▶ _Dataset items_
>> Start

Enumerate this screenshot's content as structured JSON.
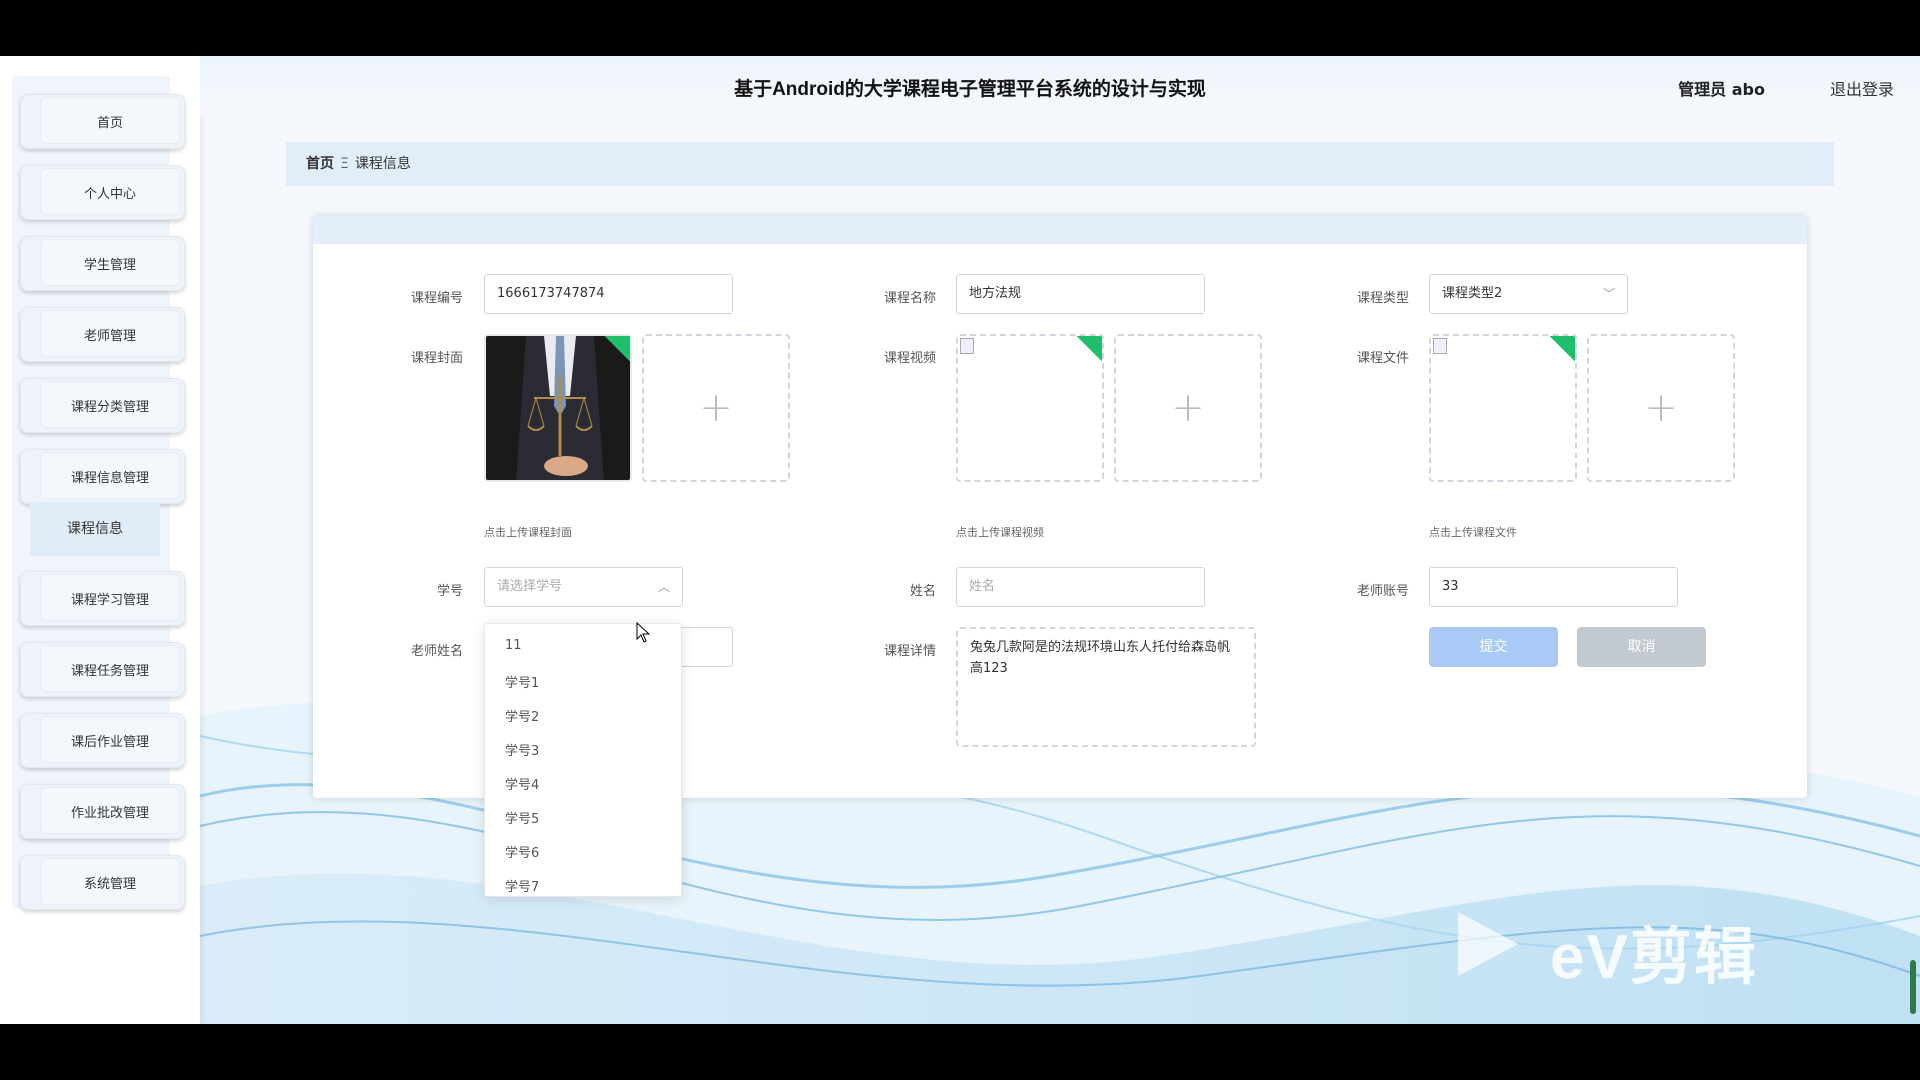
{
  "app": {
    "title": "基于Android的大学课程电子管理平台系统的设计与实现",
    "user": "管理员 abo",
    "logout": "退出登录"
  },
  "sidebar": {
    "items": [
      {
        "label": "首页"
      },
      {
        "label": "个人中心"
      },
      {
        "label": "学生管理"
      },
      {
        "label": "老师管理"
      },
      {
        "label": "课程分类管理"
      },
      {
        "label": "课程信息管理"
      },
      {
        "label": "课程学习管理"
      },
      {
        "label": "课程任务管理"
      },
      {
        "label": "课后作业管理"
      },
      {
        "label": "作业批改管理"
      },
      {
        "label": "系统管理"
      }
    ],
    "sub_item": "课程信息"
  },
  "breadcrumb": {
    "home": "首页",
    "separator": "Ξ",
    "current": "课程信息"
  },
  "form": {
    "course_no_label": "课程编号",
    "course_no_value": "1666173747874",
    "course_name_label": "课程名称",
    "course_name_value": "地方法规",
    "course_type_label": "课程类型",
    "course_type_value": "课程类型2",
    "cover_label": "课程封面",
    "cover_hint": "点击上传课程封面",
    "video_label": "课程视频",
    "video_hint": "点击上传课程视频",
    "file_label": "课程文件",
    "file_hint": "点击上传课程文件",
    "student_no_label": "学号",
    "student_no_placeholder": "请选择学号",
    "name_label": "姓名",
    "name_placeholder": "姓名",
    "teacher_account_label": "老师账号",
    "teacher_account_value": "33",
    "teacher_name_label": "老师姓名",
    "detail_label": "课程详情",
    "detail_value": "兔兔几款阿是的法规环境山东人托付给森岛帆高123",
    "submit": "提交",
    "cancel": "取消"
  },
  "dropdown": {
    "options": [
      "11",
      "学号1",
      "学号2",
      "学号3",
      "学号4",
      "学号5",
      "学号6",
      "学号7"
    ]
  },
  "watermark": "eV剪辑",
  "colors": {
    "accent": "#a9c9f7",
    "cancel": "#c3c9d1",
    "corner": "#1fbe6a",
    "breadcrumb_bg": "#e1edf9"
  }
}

>> End

▶ _Prompt_
Without the pictures, restate each entry exactly.

▶ _Output below_
Enumerate this screenshot's content as structured JSON.
{
  "app": {
    "title": "基于Android的大学课程电子管理平台系统的设计与实现",
    "user": "管理员 abo",
    "logout": "退出登录"
  },
  "sidebar": {
    "items": [
      {
        "label": "首页"
      },
      {
        "label": "个人中心"
      },
      {
        "label": "学生管理"
      },
      {
        "label": "老师管理"
      },
      {
        "label": "课程分类管理"
      },
      {
        "label": "课程信息管理"
      },
      {
        "label": "课程学习管理"
      },
      {
        "label": "课程任务管理"
      },
      {
        "label": "课后作业管理"
      },
      {
        "label": "作业批改管理"
      },
      {
        "label": "系统管理"
      }
    ],
    "sub_item": "课程信息"
  },
  "breadcrumb": {
    "home": "首页",
    "separator": "Ξ",
    "current": "课程信息"
  },
  "form": {
    "course_no_label": "课程编号",
    "course_no_value": "1666173747874",
    "course_name_label": "课程名称",
    "course_name_value": "地方法规",
    "course_type_label": "课程类型",
    "course_type_value": "课程类型2",
    "cover_label": "课程封面",
    "cover_hint": "点击上传课程封面",
    "video_label": "课程视频",
    "video_hint": "点击上传课程视频",
    "file_label": "课程文件",
    "file_hint": "点击上传课程文件",
    "student_no_label": "学号",
    "student_no_placeholder": "请选择学号",
    "name_label": "姓名",
    "name_placeholder": "姓名",
    "teacher_account_label": "老师账号",
    "teacher_account_value": "33",
    "teacher_name_label": "老师姓名",
    "detail_label": "课程详情",
    "detail_value": "兔兔几款阿是的法规环境山东人托付给森岛帆高123",
    "submit": "提交",
    "cancel": "取消"
  },
  "dropdown": {
    "options": [
      "11",
      "学号1",
      "学号2",
      "学号3",
      "学号4",
      "学号5",
      "学号6",
      "学号7"
    ]
  },
  "watermark": "eV剪辑",
  "colors": {
    "accent": "#a9c9f7",
    "cancel": "#c3c9d1",
    "corner": "#1fbe6a",
    "breadcrumb_bg": "#e1edf9"
  }
}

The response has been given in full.